GIVEN TASK:
Type out the data exactly as given. Skip any image.
** Start SUPPLIED ENTRIES **
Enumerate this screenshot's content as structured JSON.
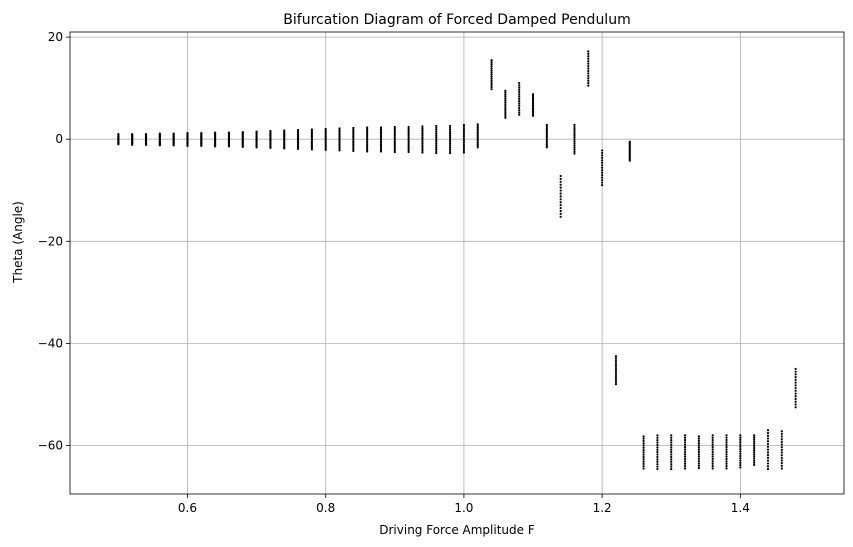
{
  "chart_data": {
    "type": "scatter",
    "title": "Bifurcation Diagram of Forced Damped Pendulum",
    "xlabel": "Driving Force Amplitude F",
    "ylabel": "Theta (Angle)",
    "xlim": [
      0.43,
      1.55
    ],
    "ylim": [
      -69.5,
      21.0
    ],
    "xticks": [
      0.6,
      0.8,
      1.0,
      1.2,
      1.4
    ],
    "xtick_labels": [
      "0.6",
      "0.8",
      "1.0",
      "1.2",
      "1.4"
    ],
    "yticks": [
      -60,
      -40,
      -20,
      0,
      20
    ],
    "ytick_labels": [
      "−60",
      "−40",
      "−20",
      "0",
      "20"
    ],
    "grid": true,
    "marker_color": "#000000",
    "columns": [
      {
        "x": 0.5,
        "min": -1.0,
        "max": 1.0
      },
      {
        "x": 0.52,
        "min": -1.1,
        "max": 1.0
      },
      {
        "x": 0.54,
        "min": -1.1,
        "max": 1.0
      },
      {
        "x": 0.56,
        "min": -1.2,
        "max": 1.1
      },
      {
        "x": 0.58,
        "min": -1.2,
        "max": 1.1
      },
      {
        "x": 0.6,
        "min": -1.3,
        "max": 1.2
      },
      {
        "x": 0.62,
        "min": -1.3,
        "max": 1.2
      },
      {
        "x": 0.64,
        "min": -1.4,
        "max": 1.3
      },
      {
        "x": 0.66,
        "min": -1.4,
        "max": 1.3
      },
      {
        "x": 0.68,
        "min": -1.5,
        "max": 1.4
      },
      {
        "x": 0.7,
        "min": -1.6,
        "max": 1.5
      },
      {
        "x": 0.72,
        "min": -1.7,
        "max": 1.6
      },
      {
        "x": 0.74,
        "min": -1.8,
        "max": 1.7
      },
      {
        "x": 0.76,
        "min": -1.9,
        "max": 1.8
      },
      {
        "x": 0.78,
        "min": -2.0,
        "max": 1.9
      },
      {
        "x": 0.8,
        "min": -2.1,
        "max": 2.0
      },
      {
        "x": 0.82,
        "min": -2.2,
        "max": 2.1
      },
      {
        "x": 0.84,
        "min": -2.3,
        "max": 2.2
      },
      {
        "x": 0.86,
        "min": -2.4,
        "max": 2.3
      },
      {
        "x": 0.88,
        "min": -2.4,
        "max": 2.3
      },
      {
        "x": 0.9,
        "min": -2.5,
        "max": 2.4
      },
      {
        "x": 0.92,
        "min": -2.5,
        "max": 2.4
      },
      {
        "x": 0.94,
        "min": -2.6,
        "max": 2.5
      },
      {
        "x": 0.96,
        "min": -2.7,
        "max": 2.6
      },
      {
        "x": 0.98,
        "min": -2.7,
        "max": 2.6
      },
      {
        "x": 1.0,
        "min": -2.6,
        "max": 2.8
      },
      {
        "x": 1.02,
        "min": -1.6,
        "max": 2.9
      },
      {
        "x": 1.04,
        "min": 9.8,
        "max": 15.5
      },
      {
        "x": 1.06,
        "min": 4.2,
        "max": 9.5
      },
      {
        "x": 1.08,
        "min": 4.8,
        "max": 11.0
      },
      {
        "x": 1.1,
        "min": 4.6,
        "max": 8.8
      },
      {
        "x": 1.12,
        "min": -1.6,
        "max": 2.8
      },
      {
        "x": 1.14,
        "min": -15.2,
        "max": -7.2
      },
      {
        "x": 1.16,
        "min": -2.8,
        "max": 2.8
      },
      {
        "x": 1.18,
        "min": 10.5,
        "max": 17.2
      },
      {
        "x": 1.2,
        "min": -9.0,
        "max": -2.2
      },
      {
        "x": 1.22,
        "min": -48.0,
        "max": -42.5
      },
      {
        "x": 1.24,
        "min": -4.2,
        "max": -0.5
      },
      {
        "x": 1.26,
        "min": -64.5,
        "max": -58.2
      },
      {
        "x": 1.28,
        "min": -64.6,
        "max": -58.0
      },
      {
        "x": 1.3,
        "min": -64.6,
        "max": -58.0
      },
      {
        "x": 1.32,
        "min": -64.5,
        "max": -58.0
      },
      {
        "x": 1.34,
        "min": -64.4,
        "max": -58.2
      },
      {
        "x": 1.36,
        "min": -64.5,
        "max": -58.0
      },
      {
        "x": 1.38,
        "min": -64.5,
        "max": -58.0
      },
      {
        "x": 1.4,
        "min": -64.3,
        "max": -58.0
      },
      {
        "x": 1.42,
        "min": -63.8,
        "max": -58.0
      },
      {
        "x": 1.44,
        "min": -64.6,
        "max": -57.0
      },
      {
        "x": 1.46,
        "min": -64.5,
        "max": -57.2
      },
      {
        "x": 1.48,
        "min": -52.5,
        "max": -45.0
      }
    ]
  }
}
** End SUPPLIED ENTRIES **
RESULT:
Enumerate this screenshot's content as structured JSON.
{
  "chart_data": {
    "type": "scatter",
    "title": "Bifurcation Diagram of Forced Damped Pendulum",
    "xlabel": "Driving Force Amplitude F",
    "ylabel": "Theta (Angle)",
    "xlim": [
      0.43,
      1.55
    ],
    "ylim": [
      -69.5,
      21.0
    ],
    "xticks": [
      0.6,
      0.8,
      1.0,
      1.2,
      1.4
    ],
    "xtick_labels": [
      "0.6",
      "0.8",
      "1.0",
      "1.2",
      "1.4"
    ],
    "yticks": [
      -60,
      -40,
      -20,
      0,
      20
    ],
    "ytick_labels": [
      "−60",
      "−40",
      "−20",
      "0",
      "20"
    ],
    "grid": true,
    "marker_color": "#000000",
    "columns": [
      {
        "x": 0.5,
        "min": -1.0,
        "max": 1.0
      },
      {
        "x": 0.52,
        "min": -1.1,
        "max": 1.0
      },
      {
        "x": 0.54,
        "min": -1.1,
        "max": 1.0
      },
      {
        "x": 0.56,
        "min": -1.2,
        "max": 1.1
      },
      {
        "x": 0.58,
        "min": -1.2,
        "max": 1.1
      },
      {
        "x": 0.6,
        "min": -1.3,
        "max": 1.2
      },
      {
        "x": 0.62,
        "min": -1.3,
        "max": 1.2
      },
      {
        "x": 0.64,
        "min": -1.4,
        "max": 1.3
      },
      {
        "x": 0.66,
        "min": -1.4,
        "max": 1.3
      },
      {
        "x": 0.68,
        "min": -1.5,
        "max": 1.4
      },
      {
        "x": 0.7,
        "min": -1.6,
        "max": 1.5
      },
      {
        "x": 0.72,
        "min": -1.7,
        "max": 1.6
      },
      {
        "x": 0.74,
        "min": -1.8,
        "max": 1.7
      },
      {
        "x": 0.76,
        "min": -1.9,
        "max": 1.8
      },
      {
        "x": 0.78,
        "min": -2.0,
        "max": 1.9
      },
      {
        "x": 0.8,
        "min": -2.1,
        "max": 2.0
      },
      {
        "x": 0.82,
        "min": -2.2,
        "max": 2.1
      },
      {
        "x": 0.84,
        "min": -2.3,
        "max": 2.2
      },
      {
        "x": 0.86,
        "min": -2.4,
        "max": 2.3
      },
      {
        "x": 0.88,
        "min": -2.4,
        "max": 2.3
      },
      {
        "x": 0.9,
        "min": -2.5,
        "max": 2.4
      },
      {
        "x": 0.92,
        "min": -2.5,
        "max": 2.4
      },
      {
        "x": 0.94,
        "min": -2.6,
        "max": 2.5
      },
      {
        "x": 0.96,
        "min": -2.7,
        "max": 2.6
      },
      {
        "x": 0.98,
        "min": -2.7,
        "max": 2.6
      },
      {
        "x": 1.0,
        "min": -2.6,
        "max": 2.8
      },
      {
        "x": 1.02,
        "min": -1.6,
        "max": 2.9
      },
      {
        "x": 1.04,
        "min": 9.8,
        "max": 15.5
      },
      {
        "x": 1.06,
        "min": 4.2,
        "max": 9.5
      },
      {
        "x": 1.08,
        "min": 4.8,
        "max": 11.0
      },
      {
        "x": 1.1,
        "min": 4.6,
        "max": 8.8
      },
      {
        "x": 1.12,
        "min": -1.6,
        "max": 2.8
      },
      {
        "x": 1.14,
        "min": -15.2,
        "max": -7.2
      },
      {
        "x": 1.16,
        "min": -2.8,
        "max": 2.8
      },
      {
        "x": 1.18,
        "min": 10.5,
        "max": 17.2
      },
      {
        "x": 1.2,
        "min": -9.0,
        "max": -2.2
      },
      {
        "x": 1.22,
        "min": -48.0,
        "max": -42.5
      },
      {
        "x": 1.24,
        "min": -4.2,
        "max": -0.5
      },
      {
        "x": 1.26,
        "min": -64.5,
        "max": -58.2
      },
      {
        "x": 1.28,
        "min": -64.6,
        "max": -58.0
      },
      {
        "x": 1.3,
        "min": -64.6,
        "max": -58.0
      },
      {
        "x": 1.32,
        "min": -64.5,
        "max": -58.0
      },
      {
        "x": 1.34,
        "min": -64.4,
        "max": -58.2
      },
      {
        "x": 1.36,
        "min": -64.5,
        "max": -58.0
      },
      {
        "x": 1.38,
        "min": -64.5,
        "max": -58.0
      },
      {
        "x": 1.4,
        "min": -64.3,
        "max": -58.0
      },
      {
        "x": 1.42,
        "min": -63.8,
        "max": -58.0
      },
      {
        "x": 1.44,
        "min": -64.6,
        "max": -57.0
      },
      {
        "x": 1.46,
        "min": -64.5,
        "max": -57.2
      },
      {
        "x": 1.48,
        "min": -52.5,
        "max": -45.0
      }
    ]
  }
}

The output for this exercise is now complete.